» **What to produce**: Print the whole listing exactly.
───── Data shown
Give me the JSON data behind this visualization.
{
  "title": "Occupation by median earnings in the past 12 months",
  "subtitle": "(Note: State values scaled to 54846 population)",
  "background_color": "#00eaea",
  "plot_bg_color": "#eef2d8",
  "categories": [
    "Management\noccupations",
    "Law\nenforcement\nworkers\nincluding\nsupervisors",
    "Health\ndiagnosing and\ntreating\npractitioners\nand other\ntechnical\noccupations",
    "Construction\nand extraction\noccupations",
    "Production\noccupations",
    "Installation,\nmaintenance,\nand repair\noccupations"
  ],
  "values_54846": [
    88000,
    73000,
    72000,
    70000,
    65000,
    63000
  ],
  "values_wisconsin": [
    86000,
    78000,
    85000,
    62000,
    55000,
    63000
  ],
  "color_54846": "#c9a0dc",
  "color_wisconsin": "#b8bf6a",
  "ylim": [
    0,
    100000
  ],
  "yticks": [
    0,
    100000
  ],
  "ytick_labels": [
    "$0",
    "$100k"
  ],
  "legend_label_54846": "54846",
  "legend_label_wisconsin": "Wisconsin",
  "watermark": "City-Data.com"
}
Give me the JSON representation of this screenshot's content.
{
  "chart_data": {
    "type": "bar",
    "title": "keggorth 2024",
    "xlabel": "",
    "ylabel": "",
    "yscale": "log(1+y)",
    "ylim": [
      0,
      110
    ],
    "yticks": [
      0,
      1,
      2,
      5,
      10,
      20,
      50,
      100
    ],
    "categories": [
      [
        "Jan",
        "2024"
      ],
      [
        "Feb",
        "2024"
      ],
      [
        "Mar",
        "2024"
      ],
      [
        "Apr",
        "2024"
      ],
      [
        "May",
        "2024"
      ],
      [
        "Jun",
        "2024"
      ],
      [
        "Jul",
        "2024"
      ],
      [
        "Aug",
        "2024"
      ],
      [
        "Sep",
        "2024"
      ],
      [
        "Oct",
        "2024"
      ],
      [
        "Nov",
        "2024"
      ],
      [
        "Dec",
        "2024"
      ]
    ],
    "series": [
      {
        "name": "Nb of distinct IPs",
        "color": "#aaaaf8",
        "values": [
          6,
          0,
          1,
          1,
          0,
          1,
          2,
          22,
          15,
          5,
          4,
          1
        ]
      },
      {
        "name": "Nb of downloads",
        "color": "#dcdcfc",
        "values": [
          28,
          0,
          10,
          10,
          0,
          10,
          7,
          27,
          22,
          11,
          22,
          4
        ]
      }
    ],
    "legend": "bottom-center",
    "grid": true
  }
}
──────────
» **Result for this task**:
Give me the JSON data behind this visualization.
{
  "title": "Occupation by median earnings in the past 12 months",
  "subtitle": "(Note: State values scaled to 54846 population)",
  "background_color": "#00eaea",
  "plot_bg_color": "#eef2d8",
  "categories": [
    "Management\noccupations",
    "Law\nenforcement\nworkers\nincluding\nsupervisors",
    "Health\ndiagnosing and\ntreating\npractitioners\nand other\ntechnical\noccupations",
    "Construction\nand extraction\noccupations",
    "Production\noccupations",
    "Installation,\nmaintenance,\nand repair\noccupations"
  ],
  "values_54846": [
    88000,
    73000,
    72000,
    70000,
    65000,
    63000
  ],
  "values_wisconsin": [
    86000,
    78000,
    85000,
    62000,
    55000,
    63000
  ],
  "color_54846": "#c9a0dc",
  "color_wisconsin": "#b8bf6a",
  "ylim": [
    0,
    100000
  ],
  "yticks": [
    0,
    100000
  ],
  "ytick_labels": [
    "$0",
    "$100k"
  ],
  "legend_label_54846": "54846",
  "legend_label_wisconsin": "Wisconsin",
  "watermark": "City-Data.com"
}
Give me the JSON representation of this screenshot's content.
{
  "chart_data": {
    "type": "bar",
    "title": "keggorth 2024",
    "xlabel": "",
    "ylabel": "",
    "yscale": "log(1+y)",
    "ylim": [
      0,
      110
    ],
    "yticks": [
      0,
      1,
      2,
      5,
      10,
      20,
      50,
      100
    ],
    "categories": [
      [
        "Jan",
        "2024"
      ],
      [
        "Feb",
        "2024"
      ],
      [
        "Mar",
        "2024"
      ],
      [
        "Apr",
        "2024"
      ],
      [
        "May",
        "2024"
      ],
      [
        "Jun",
        "2024"
      ],
      [
        "Jul",
        "2024"
      ],
      [
        "Aug",
        "2024"
      ],
      [
        "Sep",
        "2024"
      ],
      [
        "Oct",
        "2024"
      ],
      [
        "Nov",
        "2024"
      ],
      [
        "Dec",
        "2024"
      ]
    ],
    "series": [
      {
        "name": "Nb of distinct IPs",
        "color": "#aaaaf8",
        "values": [
          6,
          0,
          1,
          1,
          0,
          1,
          2,
          22,
          15,
          5,
          4,
          1
        ]
      },
      {
        "name": "Nb of downloads",
        "color": "#dcdcfc",
        "values": [
          28,
          0,
          10,
          10,
          0,
          10,
          7,
          27,
          22,
          11,
          22,
          4
        ]
      }
    ],
    "legend": "bottom-center",
    "grid": true
  }
}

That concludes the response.